* GIVEN DATA *
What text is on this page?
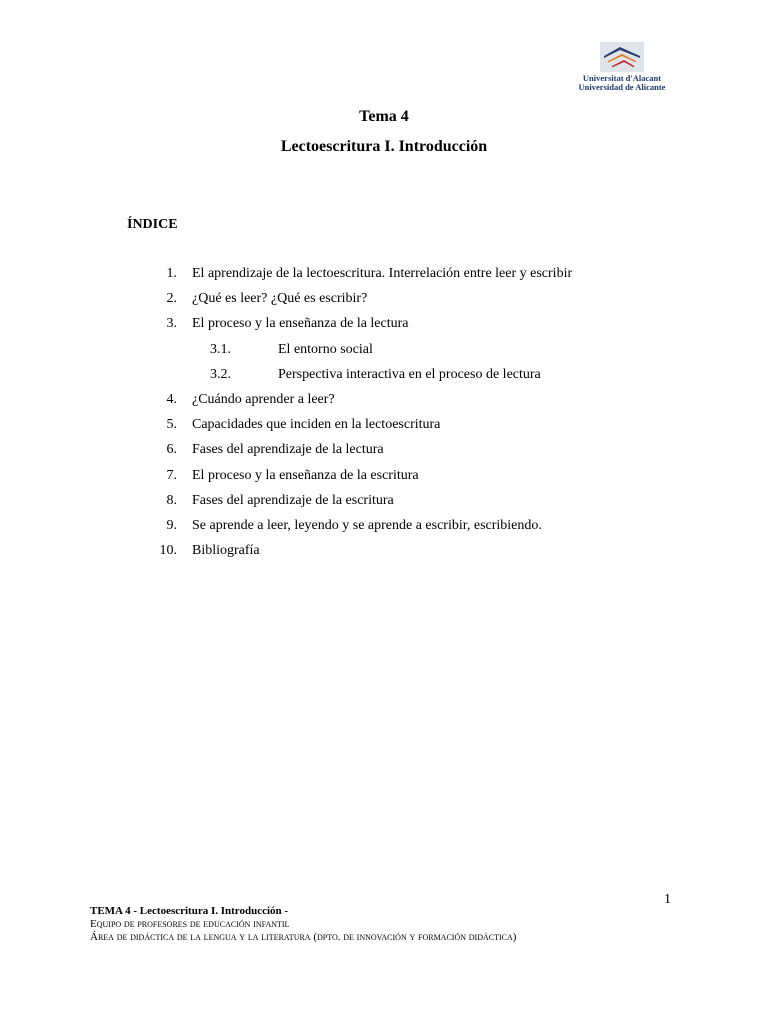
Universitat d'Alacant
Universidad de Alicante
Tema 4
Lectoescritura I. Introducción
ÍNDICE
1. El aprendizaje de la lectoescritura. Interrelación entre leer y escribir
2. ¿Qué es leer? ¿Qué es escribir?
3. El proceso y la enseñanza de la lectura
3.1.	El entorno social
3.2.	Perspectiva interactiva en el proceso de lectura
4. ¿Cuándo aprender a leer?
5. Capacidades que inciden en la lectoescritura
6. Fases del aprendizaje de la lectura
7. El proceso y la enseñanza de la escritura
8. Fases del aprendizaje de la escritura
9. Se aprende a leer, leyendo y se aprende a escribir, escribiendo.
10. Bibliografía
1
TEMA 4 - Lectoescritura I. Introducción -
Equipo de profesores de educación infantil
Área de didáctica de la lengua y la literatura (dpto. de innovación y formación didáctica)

* TASK STATEMENT *
Copy every line above in which the string "lectura" shows up.

* ANSWER FOR THIS EXERCISE *
3. El proceso y la enseñanza de la lectura
3.2.	Perspectiva interactiva en el proceso de lectura
6. Fases del aprendizaje de la lectura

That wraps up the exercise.